§ Problem to work on
Omit the images, then print each record below exactly as it reads.

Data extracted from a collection
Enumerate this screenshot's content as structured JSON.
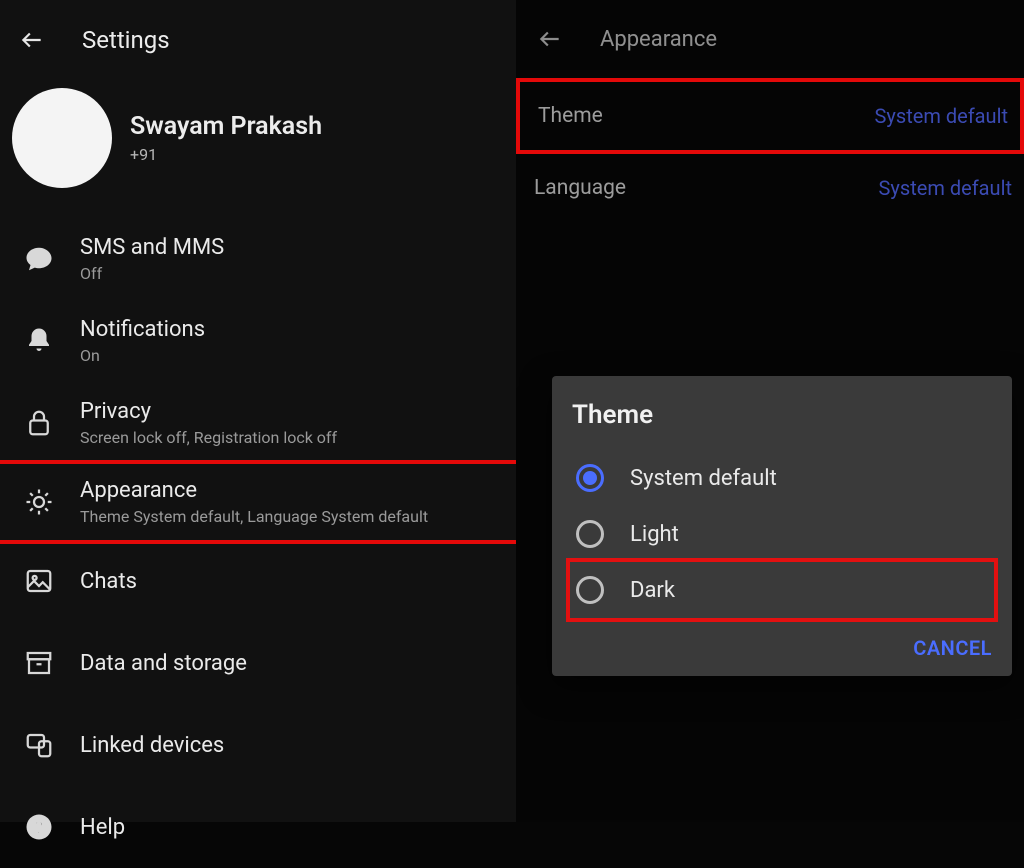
{
  "left": {
    "header_title": "Settings",
    "profile": {
      "name": "Swayam Prakash",
      "phone_prefix": "+91 "
    },
    "items": [
      {
        "title": "SMS and MMS",
        "sub": "Off"
      },
      {
        "title": "Notifications",
        "sub": "On"
      },
      {
        "title": "Privacy",
        "sub": "Screen lock off, Registration lock off"
      },
      {
        "title": "Appearance",
        "sub": "Theme System default, Language System default"
      },
      {
        "title": "Chats",
        "sub": ""
      },
      {
        "title": "Data and storage",
        "sub": ""
      },
      {
        "title": "Linked devices",
        "sub": ""
      },
      {
        "title": "Help",
        "sub": ""
      }
    ]
  },
  "right": {
    "header_title": "Appearance",
    "rows": [
      {
        "key": "Theme",
        "value": "System default",
        "highlighted": true
      },
      {
        "key": "Language",
        "value": "System default",
        "highlighted": false
      }
    ],
    "dialog": {
      "title": "Theme",
      "options": [
        {
          "label": "System default",
          "selected": true,
          "highlighted": false
        },
        {
          "label": "Light",
          "selected": false,
          "highlighted": false
        },
        {
          "label": "Dark",
          "selected": false,
          "highlighted": true
        }
      ],
      "cancel_label": "CANCEL"
    }
  }
}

§ Answer to this exercise
Enumerate this screenshot's content as structured JSON.
{
  "left": {
    "header_title": "Settings",
    "profile": {
      "name": "Swayam Prakash",
      "phone_prefix": "+91 "
    },
    "items": [
      {
        "title": "SMS and MMS",
        "sub": "Off"
      },
      {
        "title": "Notifications",
        "sub": "On"
      },
      {
        "title": "Privacy",
        "sub": "Screen lock off, Registration lock off"
      },
      {
        "title": "Appearance",
        "sub": "Theme System default, Language System default"
      },
      {
        "title": "Chats",
        "sub": ""
      },
      {
        "title": "Data and storage",
        "sub": ""
      },
      {
        "title": "Linked devices",
        "sub": ""
      },
      {
        "title": "Help",
        "sub": ""
      }
    ]
  },
  "right": {
    "header_title": "Appearance",
    "rows": [
      {
        "key": "Theme",
        "value": "System default",
        "highlighted": true
      },
      {
        "key": "Language",
        "value": "System default",
        "highlighted": false
      }
    ],
    "dialog": {
      "title": "Theme",
      "options": [
        {
          "label": "System default",
          "selected": true,
          "highlighted": false
        },
        {
          "label": "Light",
          "selected": false,
          "highlighted": false
        },
        {
          "label": "Dark",
          "selected": false,
          "highlighted": true
        }
      ],
      "cancel_label": "CANCEL"
    }
  }
}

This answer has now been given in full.